=== Records shown ===

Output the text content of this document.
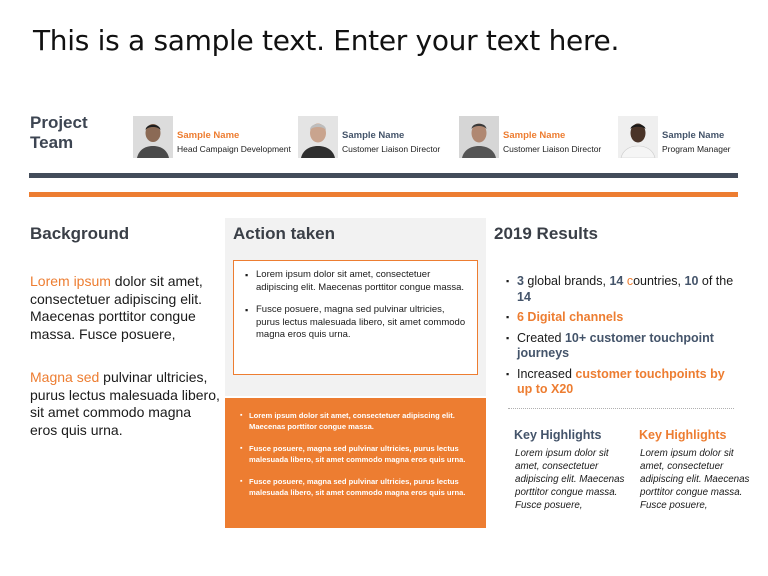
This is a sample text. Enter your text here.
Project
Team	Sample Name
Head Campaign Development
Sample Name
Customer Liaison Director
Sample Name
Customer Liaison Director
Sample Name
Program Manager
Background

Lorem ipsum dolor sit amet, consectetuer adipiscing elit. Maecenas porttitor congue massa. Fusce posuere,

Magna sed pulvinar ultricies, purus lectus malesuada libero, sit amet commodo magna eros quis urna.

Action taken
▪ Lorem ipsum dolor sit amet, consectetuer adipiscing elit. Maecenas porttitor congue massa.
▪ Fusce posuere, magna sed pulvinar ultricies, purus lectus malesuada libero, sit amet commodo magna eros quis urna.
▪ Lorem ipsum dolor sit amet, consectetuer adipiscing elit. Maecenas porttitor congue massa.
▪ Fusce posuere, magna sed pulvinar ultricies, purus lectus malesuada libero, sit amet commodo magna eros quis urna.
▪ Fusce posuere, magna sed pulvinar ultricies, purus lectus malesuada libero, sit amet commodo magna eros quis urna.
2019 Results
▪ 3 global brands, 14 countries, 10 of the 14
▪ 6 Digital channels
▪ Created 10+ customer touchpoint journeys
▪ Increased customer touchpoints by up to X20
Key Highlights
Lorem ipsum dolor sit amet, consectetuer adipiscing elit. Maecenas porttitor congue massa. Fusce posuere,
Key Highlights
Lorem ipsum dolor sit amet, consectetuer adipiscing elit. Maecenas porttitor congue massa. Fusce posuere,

===

Aim
All of the material above should be reproduced exactly, except the pictures.

Written solution
Output the text content of this document.
This is a sample text. Enter your text here.
Project
Team	Sample Name
Head Campaign Development
Sample Name
Customer Liaison Director
Sample Name
Customer Liaison Director
Sample Name
Program Manager
Background

Lorem ipsum dolor sit amet, consectetuer adipiscing elit. Maecenas porttitor congue massa. Fusce posuere,

Magna sed pulvinar ultricies, purus lectus malesuada libero, sit amet commodo magna eros quis urna.

Action taken
▪ Lorem ipsum dolor sit amet, consectetuer adipiscing elit. Maecenas porttitor congue massa.
▪ Fusce posuere, magna sed pulvinar ultricies, purus lectus malesuada libero, sit amet commodo magna eros quis urna.
▪ Lorem ipsum dolor sit amet, consectetuer adipiscing elit. Maecenas porttitor congue massa.
▪ Fusce posuere, magna sed pulvinar ultricies, purus lectus malesuada libero, sit amet commodo magna eros quis urna.
▪ Fusce posuere, magna sed pulvinar ultricies, purus lectus malesuada libero, sit amet commodo magna eros quis urna.
2019 Results
▪ 3 global brands, 14 countries, 10 of the 14
▪ 6 Digital channels
▪ Created 10+ customer touchpoint journeys
▪ Increased customer touchpoints by up to X20
Key Highlights
Lorem ipsum dolor sit amet, consectetuer adipiscing elit. Maecenas porttitor congue massa. Fusce posuere,
Key Highlights
Lorem ipsum dolor sit amet, consectetuer adipiscing elit. Maecenas porttitor congue massa. Fusce posuere,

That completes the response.